• **Consigne a**:
Dans l'extrait sur le vol du baron, où celui-ci passe-t-il la nuit après être reparti de Zinder ?

• **Extrait proposé**:
--*--

Cette fois, le baron a choisi l’itinéraire Est vers Zinder, moins fréquenté que celui par Bidon V. Il passe la nuit à Arak. Le lendemain, il se pose à Tamanrasset pour y déposer des journaux et un colis.
Il passe la nuit à Agadès dans un site sauvage ocre et noir. Il décolle très tôt et atteint Zinder où il atterrit derrière l’avion de ligne belge allant au Congo. Il en repart pour Fort Lamy, escale de la régie Air Afrique, pour y passer la nuit. Le jour suivant, il suit vers l’est une mauvaise piste, se perd quelque peu du coté d’Adré à la frontière du Darfour anglais.
Tout à coup, l’avion se met a vibrer. Il reste pourtant dix litres dans le réservoir en service. Foucaucourt passe sur l’autre, le moteur reprend et il en tire la conséquence que la jauge est fausse ! Il ne reste qu’une trentaine de litres sur cet autre réservoir mesuré par une jauge potentiellement fausse. Il décide donc de se poser à Adré, dernier poste français avant El Geneina, terrain douanier au Darfour à une quarantaine de kilomètres d’Adré. Là, le garde du poste lui donne sa propre provision d’essence auto et l’avertit qu’il y a une fête sur l’aérodrome douanier.

--*--

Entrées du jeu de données

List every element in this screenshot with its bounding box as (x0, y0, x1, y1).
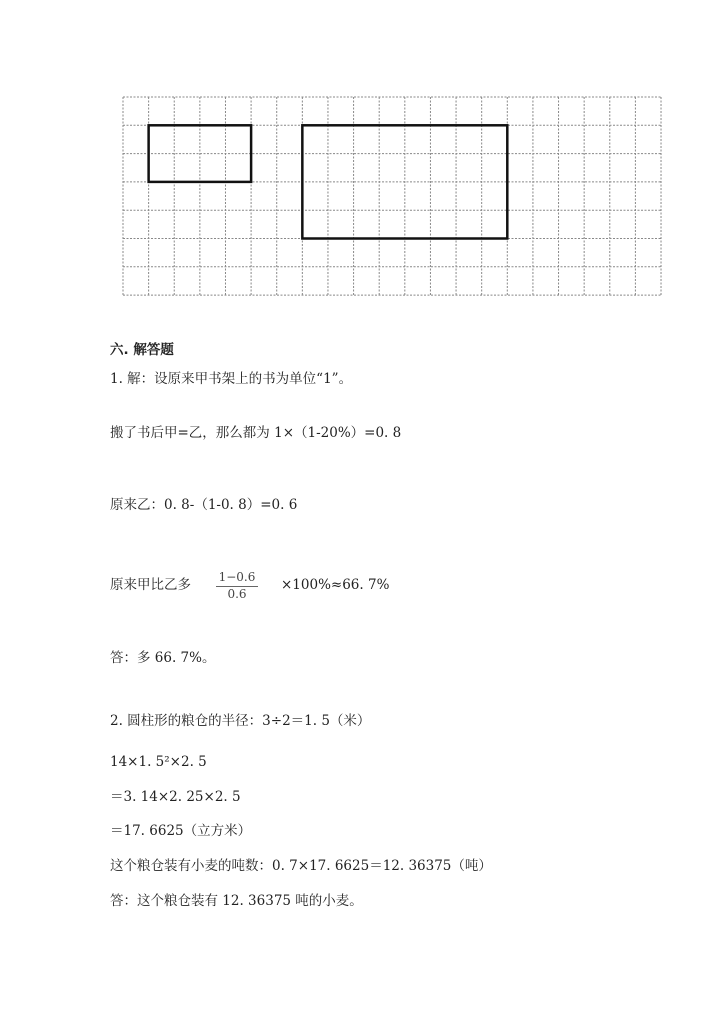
q1-line3: 原来乙：0. 8-（1-0. 8）=0. 6 (110, 497, 298, 513)
q2-line1: 2. 圆柱形的粮仓的半径：3÷2＝1. 5（米） (110, 713, 371, 729)
q1-line1: 1. 解：设原来甲书架上的书为单位“1”。 (110, 371, 353, 387)
q2-line4: ＝17. 6625（立方米） (110, 823, 252, 839)
q2-line3: ＝3. 14×2. 25×2. 5 (110, 789, 241, 805)
q2-answer: 答：这个粮仓装有 12. 36375 吨的小麦。 (110, 893, 363, 909)
q1-line4-prefix: 原来甲比乙多 (110, 577, 191, 593)
q2-line2: 14×1. 5²×2. 5 (110, 754, 207, 770)
q1-line2: 搬了书后甲=乙，那么都为 1×（1-20%）=0. 8 (110, 425, 402, 441)
fraction-numerator: 1−0.6 (216, 570, 258, 587)
fraction-denominator: 0.6 (227, 587, 247, 601)
grid-figure (0, 0, 720, 320)
fraction (216, 570, 258, 602)
q2-line5: 这个粮仓装有小麦的吨数：0. 7×17. 6625＝12. 36375（吨） (110, 858, 492, 874)
section-title: 六. 解答题 (110, 342, 174, 358)
q1-answer: 答：多 66. 7%。 (110, 650, 216, 666)
q1-line4-suffix: ×100%≈66. 7% (281, 577, 390, 593)
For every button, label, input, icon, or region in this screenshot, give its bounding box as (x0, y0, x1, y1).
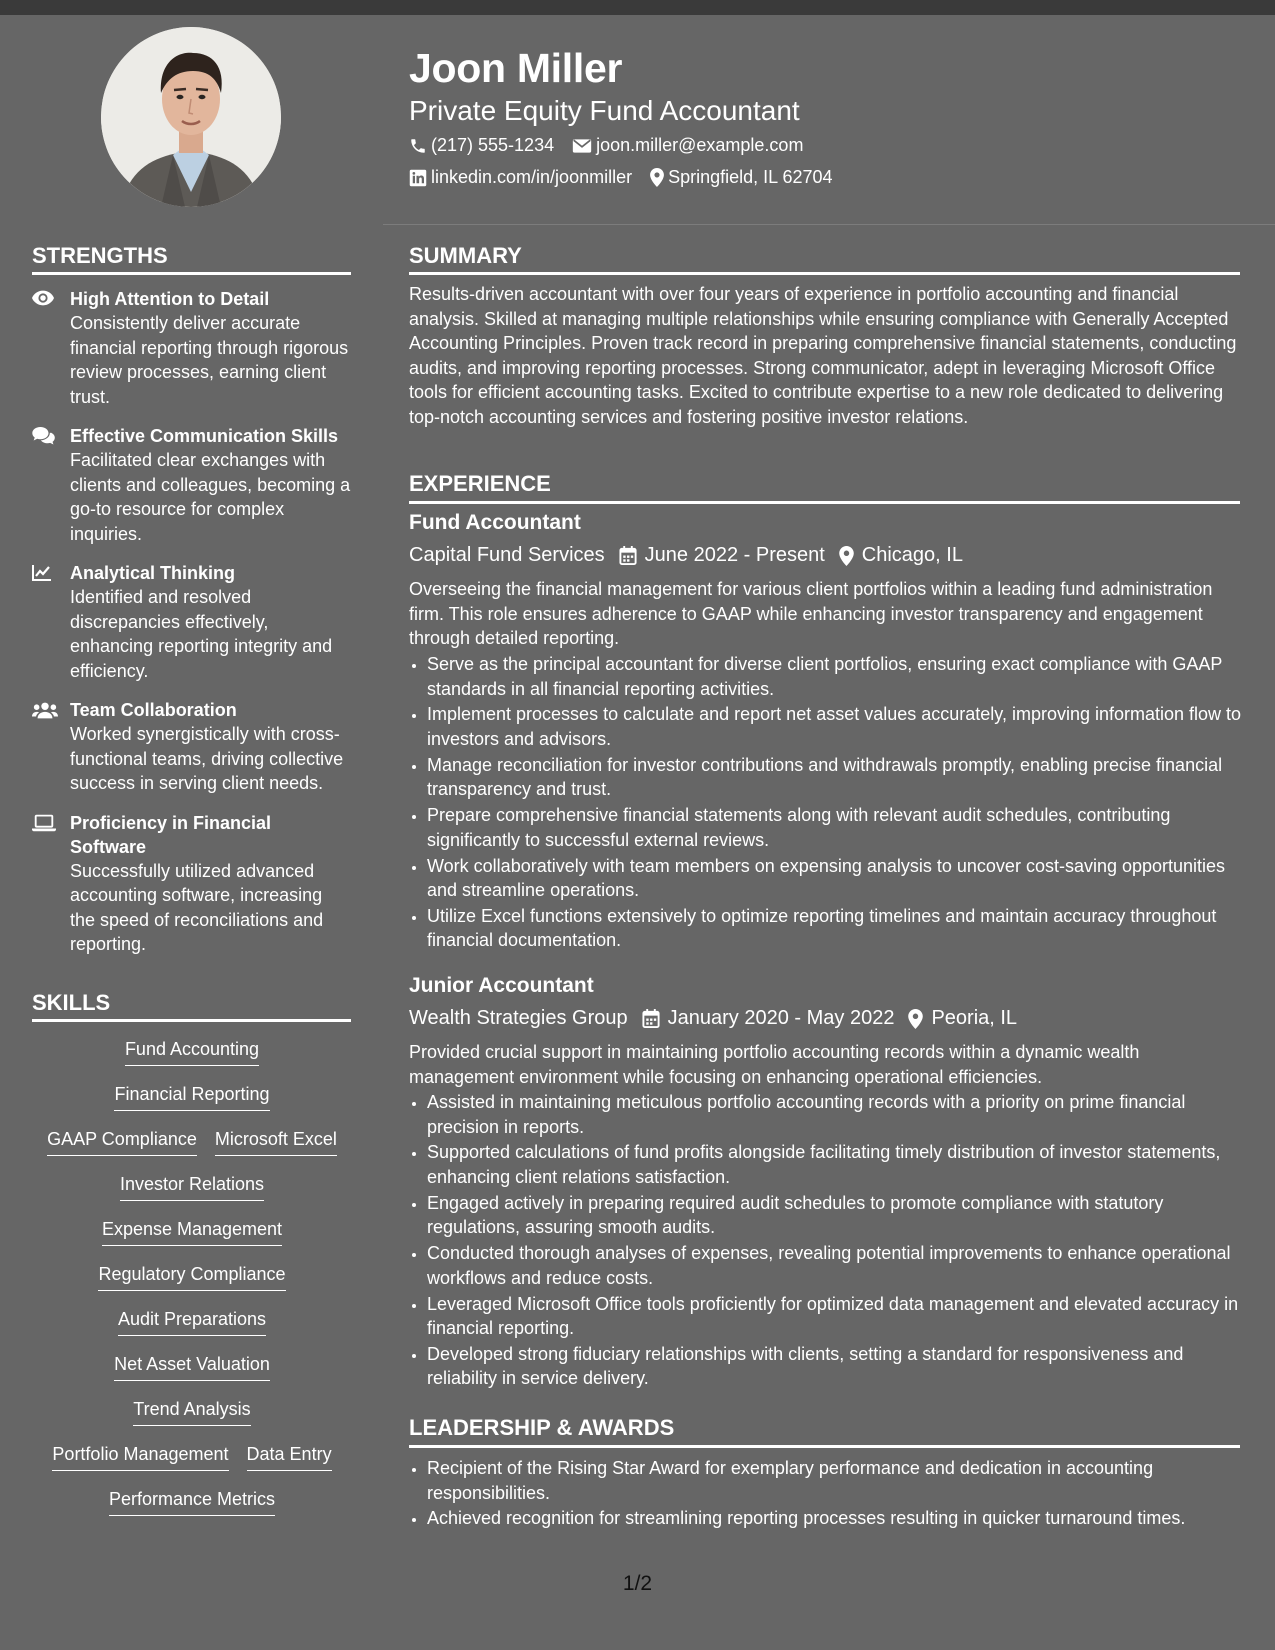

--*--

• **Consigne b**:
Recopiez à l'identique les lignes des entrées, depuis leur début jusqu'à la ligne contenant « fraction-denominator: 0.6 (227, 587, 247, 601) », celle-ci comprise, sans y inclure les images.

• **Réponse a**:
À Fort Lamy, escale de la régie Air Afrique.

• **Réponse b**:
List every element in this screenshot with its bounding box as (x0, y0, x1, y1).
q1-line3: 原来乙：0. 8-（1-0. 8）=0. 6 (110, 497, 298, 513)
q2-line1: 2. 圆柱形的粮仓的半径：3÷2＝1. 5（米） (110, 713, 371, 729)
q1-line1: 1. 解：设原来甲书架上的书为单位“1”。 (110, 371, 353, 387)
q2-line4: ＝17. 6625（立方米） (110, 823, 252, 839)
q2-line3: ＝3. 14×2. 25×2. 5 (110, 789, 241, 805)
q2-answer: 答：这个粮仓装有 12. 36375 吨的小麦。 (110, 893, 363, 909)
q1-line4-prefix: 原来甲比乙多 (110, 577, 191, 593)
q2-line2: 14×1. 5²×2. 5 (110, 754, 207, 770)
q1-line2: 搬了书后甲=乙，那么都为 1×（1-20%）=0. 8 (110, 425, 402, 441)
fraction-numerator: 1−0.6 (216, 570, 258, 587)
fraction-denominator: 0.6 (227, 587, 247, 601)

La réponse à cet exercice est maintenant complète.